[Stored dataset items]
□ □ □ □

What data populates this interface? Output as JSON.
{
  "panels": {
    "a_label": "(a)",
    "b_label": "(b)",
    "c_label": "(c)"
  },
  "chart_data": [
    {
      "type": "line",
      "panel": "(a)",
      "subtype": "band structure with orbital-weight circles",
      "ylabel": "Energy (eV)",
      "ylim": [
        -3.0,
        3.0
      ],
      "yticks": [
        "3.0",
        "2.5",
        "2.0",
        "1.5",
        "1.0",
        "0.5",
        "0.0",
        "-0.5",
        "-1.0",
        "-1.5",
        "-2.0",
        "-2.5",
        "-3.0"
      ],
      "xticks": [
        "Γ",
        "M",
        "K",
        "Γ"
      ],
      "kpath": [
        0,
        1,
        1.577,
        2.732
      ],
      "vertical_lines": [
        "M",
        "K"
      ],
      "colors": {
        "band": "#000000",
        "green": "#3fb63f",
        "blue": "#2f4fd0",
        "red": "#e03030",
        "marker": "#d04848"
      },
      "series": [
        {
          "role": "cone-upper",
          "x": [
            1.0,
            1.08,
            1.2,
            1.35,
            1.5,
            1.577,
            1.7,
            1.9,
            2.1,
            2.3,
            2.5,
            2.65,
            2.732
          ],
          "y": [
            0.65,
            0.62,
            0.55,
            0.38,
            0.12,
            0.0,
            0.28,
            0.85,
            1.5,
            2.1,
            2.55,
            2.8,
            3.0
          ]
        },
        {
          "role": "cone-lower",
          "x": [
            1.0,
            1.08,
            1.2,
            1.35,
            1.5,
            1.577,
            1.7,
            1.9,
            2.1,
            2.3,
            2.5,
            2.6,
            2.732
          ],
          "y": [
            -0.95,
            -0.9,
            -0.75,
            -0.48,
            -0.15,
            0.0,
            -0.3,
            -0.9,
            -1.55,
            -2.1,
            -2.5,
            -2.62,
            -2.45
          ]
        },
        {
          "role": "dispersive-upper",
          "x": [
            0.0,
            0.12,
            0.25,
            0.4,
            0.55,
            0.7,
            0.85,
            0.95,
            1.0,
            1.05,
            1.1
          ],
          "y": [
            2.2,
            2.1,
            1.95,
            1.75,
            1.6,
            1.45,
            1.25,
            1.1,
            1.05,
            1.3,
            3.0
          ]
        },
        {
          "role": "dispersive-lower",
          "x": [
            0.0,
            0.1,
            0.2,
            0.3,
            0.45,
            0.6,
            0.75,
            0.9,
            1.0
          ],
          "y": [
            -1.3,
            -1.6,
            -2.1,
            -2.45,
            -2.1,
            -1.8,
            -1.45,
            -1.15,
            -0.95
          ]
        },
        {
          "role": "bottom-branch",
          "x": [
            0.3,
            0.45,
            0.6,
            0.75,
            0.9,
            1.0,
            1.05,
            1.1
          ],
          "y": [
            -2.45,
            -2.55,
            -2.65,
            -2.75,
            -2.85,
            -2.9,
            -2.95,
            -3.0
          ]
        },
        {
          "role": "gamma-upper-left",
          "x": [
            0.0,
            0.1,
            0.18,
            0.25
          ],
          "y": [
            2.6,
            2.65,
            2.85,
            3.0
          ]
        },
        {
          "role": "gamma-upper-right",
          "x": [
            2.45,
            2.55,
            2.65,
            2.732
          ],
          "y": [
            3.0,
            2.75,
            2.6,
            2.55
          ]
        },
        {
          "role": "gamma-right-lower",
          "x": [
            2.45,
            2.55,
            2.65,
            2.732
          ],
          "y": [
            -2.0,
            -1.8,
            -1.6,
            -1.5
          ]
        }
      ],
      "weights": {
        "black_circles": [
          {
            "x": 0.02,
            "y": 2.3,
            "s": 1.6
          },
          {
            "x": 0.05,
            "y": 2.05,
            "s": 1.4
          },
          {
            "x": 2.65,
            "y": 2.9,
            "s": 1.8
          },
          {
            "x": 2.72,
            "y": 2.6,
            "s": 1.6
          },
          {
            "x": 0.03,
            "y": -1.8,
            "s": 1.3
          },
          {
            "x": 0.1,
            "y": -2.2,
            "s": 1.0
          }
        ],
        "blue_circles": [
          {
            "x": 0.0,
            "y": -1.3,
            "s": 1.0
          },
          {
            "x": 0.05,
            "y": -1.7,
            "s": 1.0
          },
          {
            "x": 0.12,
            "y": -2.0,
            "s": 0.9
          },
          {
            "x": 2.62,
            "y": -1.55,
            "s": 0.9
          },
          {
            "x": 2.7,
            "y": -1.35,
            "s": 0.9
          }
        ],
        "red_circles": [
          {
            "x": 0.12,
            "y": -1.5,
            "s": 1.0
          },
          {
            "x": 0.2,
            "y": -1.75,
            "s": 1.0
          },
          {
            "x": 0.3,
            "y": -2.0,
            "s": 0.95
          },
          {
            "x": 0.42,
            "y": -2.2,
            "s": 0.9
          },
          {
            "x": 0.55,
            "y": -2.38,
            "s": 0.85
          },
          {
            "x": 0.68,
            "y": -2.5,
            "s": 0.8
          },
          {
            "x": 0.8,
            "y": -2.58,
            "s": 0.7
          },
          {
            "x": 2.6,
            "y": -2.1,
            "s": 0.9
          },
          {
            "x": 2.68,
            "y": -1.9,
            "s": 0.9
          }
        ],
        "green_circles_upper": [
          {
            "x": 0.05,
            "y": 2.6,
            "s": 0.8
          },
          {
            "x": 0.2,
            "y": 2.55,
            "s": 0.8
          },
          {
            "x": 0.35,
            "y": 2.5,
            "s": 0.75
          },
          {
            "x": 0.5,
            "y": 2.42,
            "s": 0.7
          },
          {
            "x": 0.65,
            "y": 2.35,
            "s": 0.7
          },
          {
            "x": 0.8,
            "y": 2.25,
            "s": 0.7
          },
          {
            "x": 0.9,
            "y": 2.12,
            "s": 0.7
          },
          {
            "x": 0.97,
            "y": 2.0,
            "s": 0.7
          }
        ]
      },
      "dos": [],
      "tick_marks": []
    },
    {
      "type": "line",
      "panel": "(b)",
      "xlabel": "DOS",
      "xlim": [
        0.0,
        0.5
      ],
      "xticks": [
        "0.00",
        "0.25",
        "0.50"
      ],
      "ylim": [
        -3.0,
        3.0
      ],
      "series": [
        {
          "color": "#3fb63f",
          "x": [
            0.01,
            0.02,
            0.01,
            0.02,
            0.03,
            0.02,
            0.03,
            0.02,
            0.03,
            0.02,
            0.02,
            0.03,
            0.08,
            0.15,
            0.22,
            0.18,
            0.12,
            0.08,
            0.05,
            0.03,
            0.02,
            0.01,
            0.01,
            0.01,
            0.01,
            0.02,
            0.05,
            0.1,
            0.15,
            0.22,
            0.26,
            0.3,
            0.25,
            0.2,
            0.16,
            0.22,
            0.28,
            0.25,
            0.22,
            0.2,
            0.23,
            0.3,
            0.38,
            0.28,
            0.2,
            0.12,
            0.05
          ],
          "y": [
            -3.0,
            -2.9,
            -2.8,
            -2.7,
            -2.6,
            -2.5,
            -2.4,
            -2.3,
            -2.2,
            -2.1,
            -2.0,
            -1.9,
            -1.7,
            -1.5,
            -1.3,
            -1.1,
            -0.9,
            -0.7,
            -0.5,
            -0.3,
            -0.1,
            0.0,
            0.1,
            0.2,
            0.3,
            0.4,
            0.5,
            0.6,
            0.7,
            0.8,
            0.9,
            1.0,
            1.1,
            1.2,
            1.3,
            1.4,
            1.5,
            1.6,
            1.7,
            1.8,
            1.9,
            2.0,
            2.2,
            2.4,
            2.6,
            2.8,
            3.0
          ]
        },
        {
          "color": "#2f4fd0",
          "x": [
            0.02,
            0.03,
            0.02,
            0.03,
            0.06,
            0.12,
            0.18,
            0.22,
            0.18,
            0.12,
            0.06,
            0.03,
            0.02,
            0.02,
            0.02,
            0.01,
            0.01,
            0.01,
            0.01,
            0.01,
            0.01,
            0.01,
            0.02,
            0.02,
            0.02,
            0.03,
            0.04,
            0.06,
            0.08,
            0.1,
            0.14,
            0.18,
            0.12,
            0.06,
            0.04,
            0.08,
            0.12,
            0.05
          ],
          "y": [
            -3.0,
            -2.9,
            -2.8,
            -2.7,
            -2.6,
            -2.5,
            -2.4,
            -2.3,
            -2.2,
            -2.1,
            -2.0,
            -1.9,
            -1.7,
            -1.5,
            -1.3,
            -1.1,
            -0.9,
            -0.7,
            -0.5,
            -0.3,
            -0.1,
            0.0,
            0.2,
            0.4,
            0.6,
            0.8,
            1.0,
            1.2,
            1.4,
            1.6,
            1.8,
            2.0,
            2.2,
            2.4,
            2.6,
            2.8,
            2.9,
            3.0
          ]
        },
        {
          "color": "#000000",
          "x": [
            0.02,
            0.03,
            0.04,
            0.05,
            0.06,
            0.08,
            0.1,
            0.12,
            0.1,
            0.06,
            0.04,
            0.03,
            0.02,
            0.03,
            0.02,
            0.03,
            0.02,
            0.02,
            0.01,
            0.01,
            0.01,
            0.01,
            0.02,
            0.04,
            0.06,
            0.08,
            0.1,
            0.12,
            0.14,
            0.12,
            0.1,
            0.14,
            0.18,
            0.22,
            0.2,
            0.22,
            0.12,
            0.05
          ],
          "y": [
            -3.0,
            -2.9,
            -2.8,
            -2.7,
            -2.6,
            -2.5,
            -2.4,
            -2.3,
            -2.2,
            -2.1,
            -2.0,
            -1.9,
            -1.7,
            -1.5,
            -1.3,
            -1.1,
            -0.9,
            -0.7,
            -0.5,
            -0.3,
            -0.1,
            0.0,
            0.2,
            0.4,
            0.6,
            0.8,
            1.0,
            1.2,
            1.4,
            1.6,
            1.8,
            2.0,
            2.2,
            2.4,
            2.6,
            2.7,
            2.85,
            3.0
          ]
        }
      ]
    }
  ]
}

□ □ □ □

# [WHAT IS NEEDED]
State how many lines of the material contain the string "role", with no other words.

# [EXERCISE SOLUTION]
8